**Request:** Wherever the string "JSON" appears, copy the whole line.

* START Records shown *

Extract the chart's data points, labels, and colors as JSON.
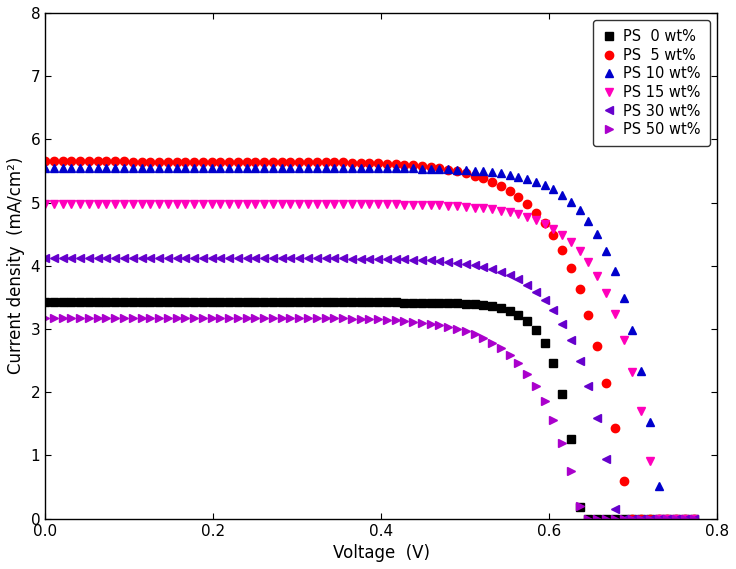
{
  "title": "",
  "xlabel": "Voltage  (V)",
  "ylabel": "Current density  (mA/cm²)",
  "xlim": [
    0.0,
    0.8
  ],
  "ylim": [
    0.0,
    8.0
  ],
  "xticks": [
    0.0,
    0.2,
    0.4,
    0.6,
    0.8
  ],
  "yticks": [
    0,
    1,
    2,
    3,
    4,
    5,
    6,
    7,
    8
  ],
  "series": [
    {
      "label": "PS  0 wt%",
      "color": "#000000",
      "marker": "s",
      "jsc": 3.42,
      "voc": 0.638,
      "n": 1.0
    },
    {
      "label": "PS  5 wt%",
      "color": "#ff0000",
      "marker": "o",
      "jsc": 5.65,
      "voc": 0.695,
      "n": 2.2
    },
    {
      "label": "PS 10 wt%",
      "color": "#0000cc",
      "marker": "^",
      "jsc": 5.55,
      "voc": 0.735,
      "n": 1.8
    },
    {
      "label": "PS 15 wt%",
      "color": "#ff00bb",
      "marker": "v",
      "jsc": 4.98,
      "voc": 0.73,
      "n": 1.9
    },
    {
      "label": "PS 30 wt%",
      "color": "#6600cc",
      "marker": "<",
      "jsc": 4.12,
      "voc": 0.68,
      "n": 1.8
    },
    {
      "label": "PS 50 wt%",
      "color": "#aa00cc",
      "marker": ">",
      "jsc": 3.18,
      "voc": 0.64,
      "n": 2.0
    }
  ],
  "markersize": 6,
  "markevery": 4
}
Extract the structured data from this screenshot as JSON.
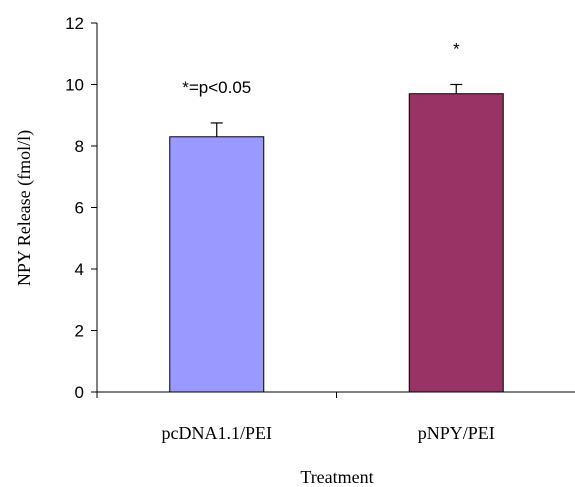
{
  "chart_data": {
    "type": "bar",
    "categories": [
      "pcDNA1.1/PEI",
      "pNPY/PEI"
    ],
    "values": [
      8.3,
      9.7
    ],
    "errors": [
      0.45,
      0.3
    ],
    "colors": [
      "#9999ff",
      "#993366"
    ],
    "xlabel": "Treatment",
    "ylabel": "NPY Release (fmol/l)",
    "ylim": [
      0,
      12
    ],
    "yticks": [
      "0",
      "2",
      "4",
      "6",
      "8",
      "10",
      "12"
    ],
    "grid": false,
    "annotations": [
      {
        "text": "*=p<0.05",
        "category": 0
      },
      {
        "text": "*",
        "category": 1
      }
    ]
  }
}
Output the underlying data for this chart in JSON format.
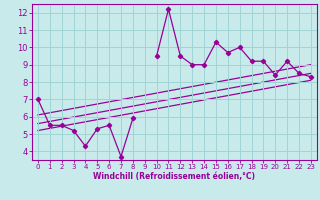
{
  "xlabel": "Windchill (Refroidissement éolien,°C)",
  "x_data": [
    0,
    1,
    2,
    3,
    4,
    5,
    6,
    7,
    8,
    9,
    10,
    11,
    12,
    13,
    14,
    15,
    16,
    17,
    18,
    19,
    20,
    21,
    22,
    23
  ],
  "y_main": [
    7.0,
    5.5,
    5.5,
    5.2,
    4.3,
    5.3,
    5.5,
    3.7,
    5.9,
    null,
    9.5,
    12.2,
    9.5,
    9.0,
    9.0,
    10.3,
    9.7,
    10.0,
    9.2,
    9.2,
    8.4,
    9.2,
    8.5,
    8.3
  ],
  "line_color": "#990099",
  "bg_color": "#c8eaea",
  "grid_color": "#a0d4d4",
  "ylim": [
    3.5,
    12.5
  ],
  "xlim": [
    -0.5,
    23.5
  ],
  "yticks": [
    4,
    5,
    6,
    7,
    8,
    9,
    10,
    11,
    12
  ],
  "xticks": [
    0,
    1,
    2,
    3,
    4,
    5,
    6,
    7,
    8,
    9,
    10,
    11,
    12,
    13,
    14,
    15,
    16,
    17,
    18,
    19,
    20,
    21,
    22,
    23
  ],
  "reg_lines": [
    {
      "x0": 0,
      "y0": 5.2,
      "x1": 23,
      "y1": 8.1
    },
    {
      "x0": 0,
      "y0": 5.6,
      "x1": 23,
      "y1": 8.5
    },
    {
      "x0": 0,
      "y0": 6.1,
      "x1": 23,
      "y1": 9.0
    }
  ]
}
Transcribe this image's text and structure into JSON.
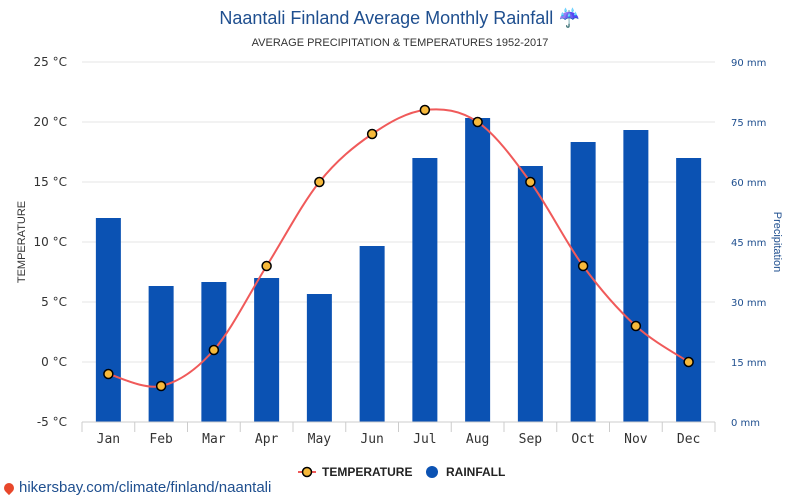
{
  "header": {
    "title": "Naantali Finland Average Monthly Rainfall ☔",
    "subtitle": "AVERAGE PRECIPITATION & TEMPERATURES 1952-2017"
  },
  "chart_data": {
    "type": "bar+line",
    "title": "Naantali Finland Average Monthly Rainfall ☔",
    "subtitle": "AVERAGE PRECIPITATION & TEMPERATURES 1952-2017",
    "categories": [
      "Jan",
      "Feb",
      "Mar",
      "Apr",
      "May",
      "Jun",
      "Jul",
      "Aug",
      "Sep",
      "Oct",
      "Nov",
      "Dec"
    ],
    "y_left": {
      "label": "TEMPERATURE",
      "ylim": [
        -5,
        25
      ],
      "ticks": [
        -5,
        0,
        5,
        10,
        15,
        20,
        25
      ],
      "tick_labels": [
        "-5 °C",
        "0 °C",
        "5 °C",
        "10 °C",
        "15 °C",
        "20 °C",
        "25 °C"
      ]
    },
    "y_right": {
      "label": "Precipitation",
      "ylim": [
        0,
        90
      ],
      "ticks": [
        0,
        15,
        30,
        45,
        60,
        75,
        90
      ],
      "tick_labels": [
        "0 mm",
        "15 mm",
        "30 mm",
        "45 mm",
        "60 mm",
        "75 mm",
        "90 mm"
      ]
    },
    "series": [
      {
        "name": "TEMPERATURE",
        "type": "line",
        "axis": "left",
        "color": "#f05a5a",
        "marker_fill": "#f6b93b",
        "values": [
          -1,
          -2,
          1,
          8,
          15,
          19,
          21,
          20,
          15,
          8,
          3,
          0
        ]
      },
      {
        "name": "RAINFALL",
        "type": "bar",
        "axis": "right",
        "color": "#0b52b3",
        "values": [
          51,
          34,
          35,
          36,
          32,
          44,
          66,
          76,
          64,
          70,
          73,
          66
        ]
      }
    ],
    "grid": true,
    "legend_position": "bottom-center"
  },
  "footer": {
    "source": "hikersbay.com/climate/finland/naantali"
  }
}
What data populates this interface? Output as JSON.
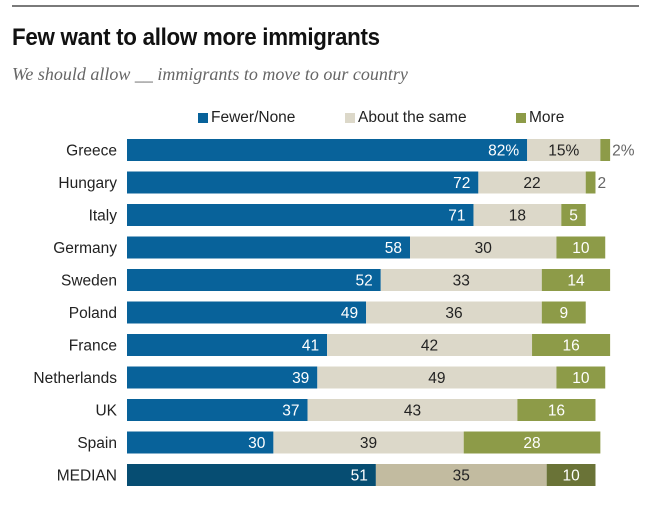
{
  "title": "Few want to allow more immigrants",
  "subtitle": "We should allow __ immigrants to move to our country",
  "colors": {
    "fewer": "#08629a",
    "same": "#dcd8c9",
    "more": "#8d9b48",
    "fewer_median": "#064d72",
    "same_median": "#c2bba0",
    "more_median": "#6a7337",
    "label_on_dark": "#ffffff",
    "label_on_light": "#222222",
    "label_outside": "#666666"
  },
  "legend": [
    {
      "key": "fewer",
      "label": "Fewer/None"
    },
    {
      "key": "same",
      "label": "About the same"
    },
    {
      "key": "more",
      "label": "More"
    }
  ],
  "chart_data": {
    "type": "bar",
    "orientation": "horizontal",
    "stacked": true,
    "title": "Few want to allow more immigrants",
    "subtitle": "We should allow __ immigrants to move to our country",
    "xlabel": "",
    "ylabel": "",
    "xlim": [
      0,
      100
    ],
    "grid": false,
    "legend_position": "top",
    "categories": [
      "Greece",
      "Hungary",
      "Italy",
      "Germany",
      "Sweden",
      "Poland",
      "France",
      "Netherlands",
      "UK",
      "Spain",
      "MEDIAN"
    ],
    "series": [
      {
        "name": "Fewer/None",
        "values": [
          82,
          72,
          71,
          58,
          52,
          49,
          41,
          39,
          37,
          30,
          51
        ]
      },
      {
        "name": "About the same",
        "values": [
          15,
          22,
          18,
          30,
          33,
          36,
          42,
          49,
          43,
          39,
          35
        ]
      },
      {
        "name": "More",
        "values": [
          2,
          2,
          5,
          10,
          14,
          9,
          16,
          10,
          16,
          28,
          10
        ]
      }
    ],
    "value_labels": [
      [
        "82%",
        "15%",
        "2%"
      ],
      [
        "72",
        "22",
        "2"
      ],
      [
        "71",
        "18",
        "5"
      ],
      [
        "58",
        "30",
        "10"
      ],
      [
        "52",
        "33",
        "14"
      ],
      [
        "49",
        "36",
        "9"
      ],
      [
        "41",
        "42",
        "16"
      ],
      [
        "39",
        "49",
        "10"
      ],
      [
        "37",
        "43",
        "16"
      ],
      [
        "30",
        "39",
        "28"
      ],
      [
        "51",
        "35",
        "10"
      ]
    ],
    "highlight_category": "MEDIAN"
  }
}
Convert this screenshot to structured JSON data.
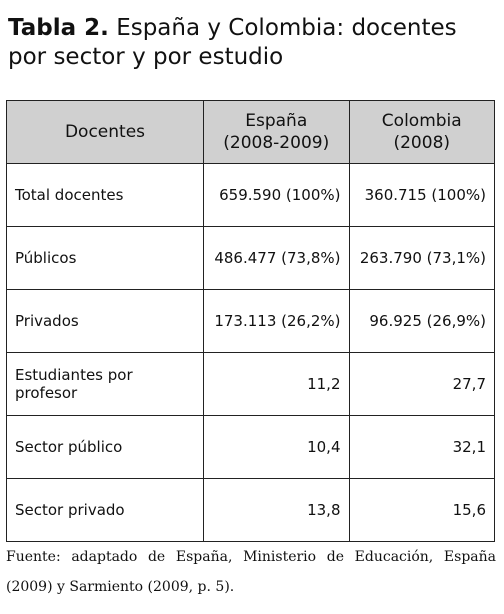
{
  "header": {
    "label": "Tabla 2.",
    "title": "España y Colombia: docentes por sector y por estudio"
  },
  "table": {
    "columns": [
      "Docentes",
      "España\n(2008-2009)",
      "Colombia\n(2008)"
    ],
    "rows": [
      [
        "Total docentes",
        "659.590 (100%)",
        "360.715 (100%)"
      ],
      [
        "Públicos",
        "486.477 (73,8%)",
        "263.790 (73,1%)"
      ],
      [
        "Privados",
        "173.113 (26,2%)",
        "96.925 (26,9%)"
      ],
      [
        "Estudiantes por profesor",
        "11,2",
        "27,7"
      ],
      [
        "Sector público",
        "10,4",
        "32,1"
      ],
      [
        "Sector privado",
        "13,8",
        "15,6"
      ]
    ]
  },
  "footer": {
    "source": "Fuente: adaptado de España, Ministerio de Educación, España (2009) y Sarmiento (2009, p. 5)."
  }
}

* END Records shown *

**Output:**
Extract the chart's data points, labels, and colors as JSON.
Extract the structured data from this screenshot as JSON.
Output the underlying data for this chart in JSON format.
Transcribe this image's text and structure into JSON.
What data populates this interface? Output as JSON.
Convert this screenshot to structured JSON data.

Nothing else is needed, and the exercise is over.